» WHAT IS REQUIRED:
Copy the lines holding the word "army", all of them.

+--

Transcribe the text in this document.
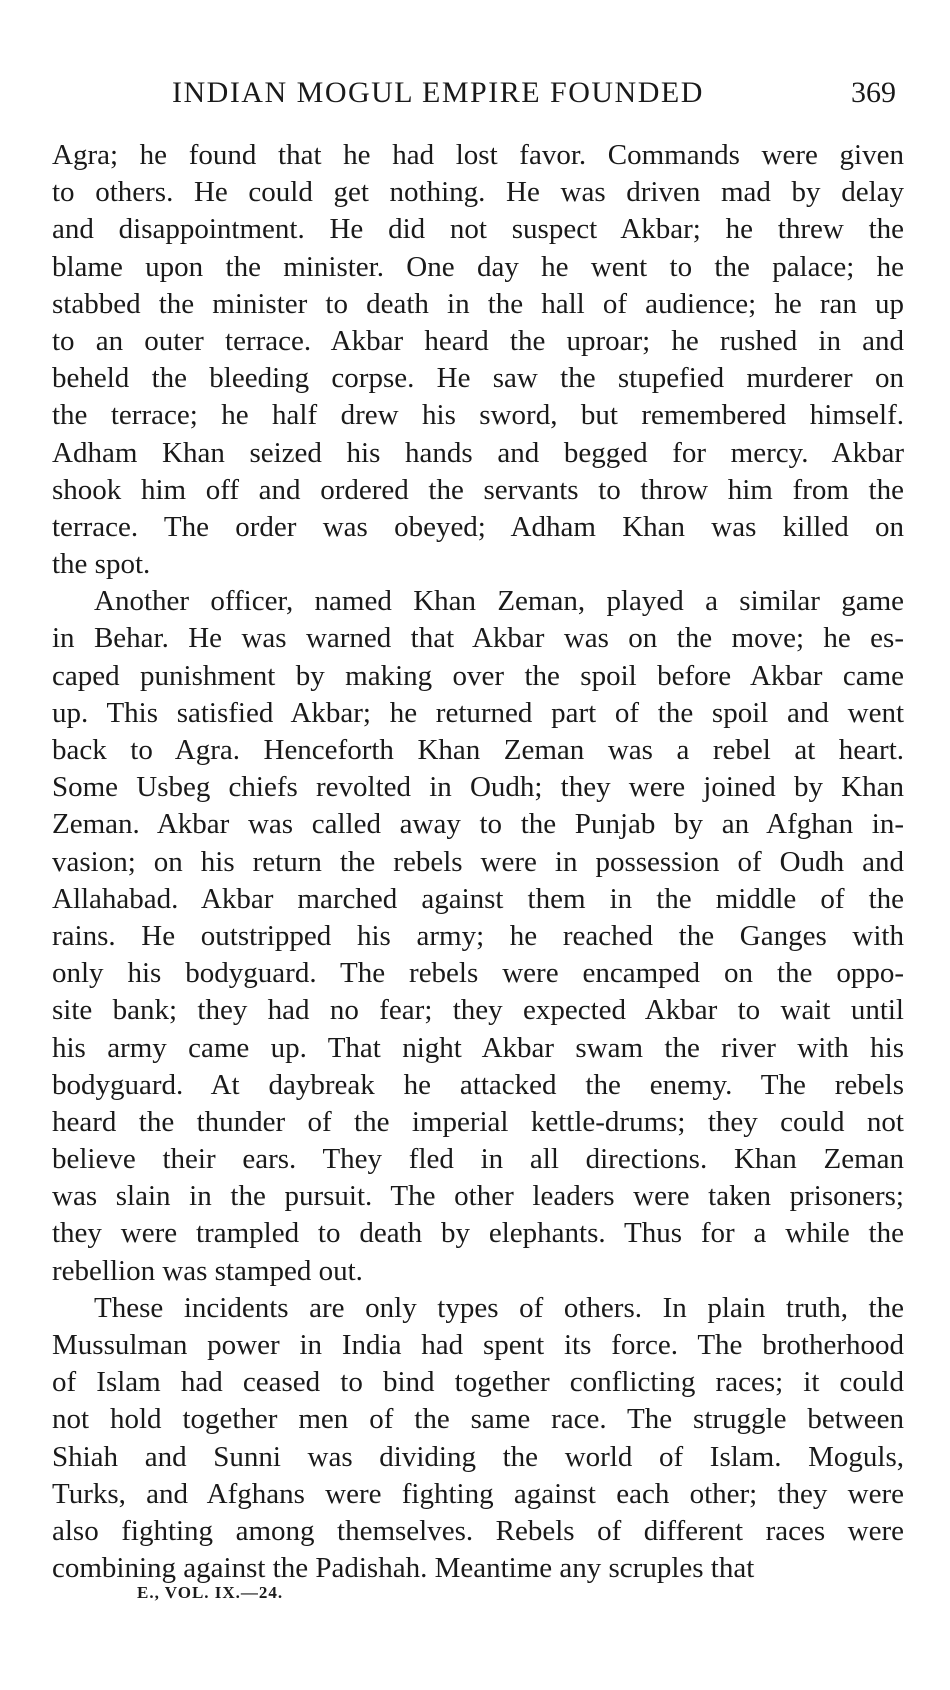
INDIAN MOGUL EMPIRE FOUNDED	369
Agra; he found that he had lost favor. Commands were given
to others. He could get nothing. He was driven mad by delay
and disappointment. He did not suspect Akbar; he threw the
blame upon the minister. One day he went to the palace; he
stabbed the minister to death in the hall of audience; he ran up
to an outer terrace. Akbar heard the uproar; he rushed in and
beheld the bleeding corpse. He saw the stupefied murderer on
the terrace; he half drew his sword, but remembered himself.
Adham Khan seized his hands and begged for mercy. Akbar
shook him off and ordered the servants to throw him from the
terrace. The order was obeyed; Adham Khan was killed on
the spot.
Another officer, named Khan Zeman, played a similar game
in Behar. He was warned that Akbar was on the move; he es-
caped punishment by making over the spoil before Akbar came
up. This satisfied Akbar; he returned part of the spoil and went
back to Agra. Henceforth Khan Zeman was a rebel at heart.
Some Usbeg chiefs revolted in Oudh; they were joined by Khan
Zeman. Akbar was called away to the Punjab by an Afghan in-
vasion; on his return the rebels were in possession of Oudh and
Allahabad. Akbar marched against them in the middle of the
rains. He outstripped his army; he reached the Ganges with
only his bodyguard. The rebels were encamped on the oppo-
site bank; they had no fear; they expected Akbar to wait until
his army came up. That night Akbar swam the river with his
bodyguard. At daybreak he attacked the enemy. The rebels
heard the thunder of the imperial kettle-drums; they could not
believe their ears. They fled in all directions. Khan Zeman
was slain in the pursuit. The other leaders were taken prisoners;
they were trampled to death by elephants. Thus for a while the
rebellion was stamped out.
These incidents are only types of others. In plain truth, the
Mussulman power in India had spent its force. The brotherhood
of Islam had ceased to bind together conflicting races; it could
not hold together men of the same race. The struggle between
Shiah and Sunni was dividing the world of Islam. Moguls,
Turks, and Afghans were fighting against each other; they were
also fighting among themselves. Rebels of different races were
combining against the Padishah. Meantime any scruples that
E., VOL. IX.—24.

+--

» SOLVED PROBLEM:
rains. He outstripped his army; he reached the Ganges with
his army came up. That night Akbar swam the river with his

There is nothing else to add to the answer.